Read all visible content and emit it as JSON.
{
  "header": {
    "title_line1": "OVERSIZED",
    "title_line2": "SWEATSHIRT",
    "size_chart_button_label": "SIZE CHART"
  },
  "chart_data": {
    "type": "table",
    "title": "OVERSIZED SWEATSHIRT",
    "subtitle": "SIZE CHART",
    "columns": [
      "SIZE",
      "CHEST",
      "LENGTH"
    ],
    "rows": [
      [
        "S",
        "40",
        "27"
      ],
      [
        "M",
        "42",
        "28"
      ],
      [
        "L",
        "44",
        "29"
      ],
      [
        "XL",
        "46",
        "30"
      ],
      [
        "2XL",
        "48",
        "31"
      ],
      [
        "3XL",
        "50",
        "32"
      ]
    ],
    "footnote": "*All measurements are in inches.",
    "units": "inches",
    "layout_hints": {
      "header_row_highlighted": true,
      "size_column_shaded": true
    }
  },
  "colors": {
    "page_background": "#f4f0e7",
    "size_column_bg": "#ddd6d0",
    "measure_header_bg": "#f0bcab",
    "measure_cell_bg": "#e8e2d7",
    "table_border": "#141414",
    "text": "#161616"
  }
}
::::
Copy every line exactly. Leave nothing out.

Read all visible content and emit it as JSON.
{
  "header": {
    "title_line1": "OVERSIZED",
    "title_line2": "SWEATSHIRT",
    "size_chart_button_label": "SIZE CHART"
  },
  "chart_data": {
    "type": "table",
    "title": "OVERSIZED SWEATSHIRT",
    "subtitle": "SIZE CHART",
    "columns": [
      "SIZE",
      "CHEST",
      "LENGTH"
    ],
    "rows": [
      [
        "S",
        "40",
        "27"
      ],
      [
        "M",
        "42",
        "28"
      ],
      [
        "L",
        "44",
        "29"
      ],
      [
        "XL",
        "46",
        "30"
      ],
      [
        "2XL",
        "48",
        "31"
      ],
      [
        "3XL",
        "50",
        "32"
      ]
    ],
    "footnote": "*All measurements are in inches.",
    "units": "inches",
    "layout_hints": {
      "header_row_highlighted": true,
      "size_column_shaded": true
    }
  },
  "colors": {
    "page_background": "#f4f0e7",
    "size_column_bg": "#ddd6d0",
    "measure_header_bg": "#f0bcab",
    "measure_cell_bg": "#e8e2d7",
    "table_border": "#141414",
    "text": "#161616"
  }
}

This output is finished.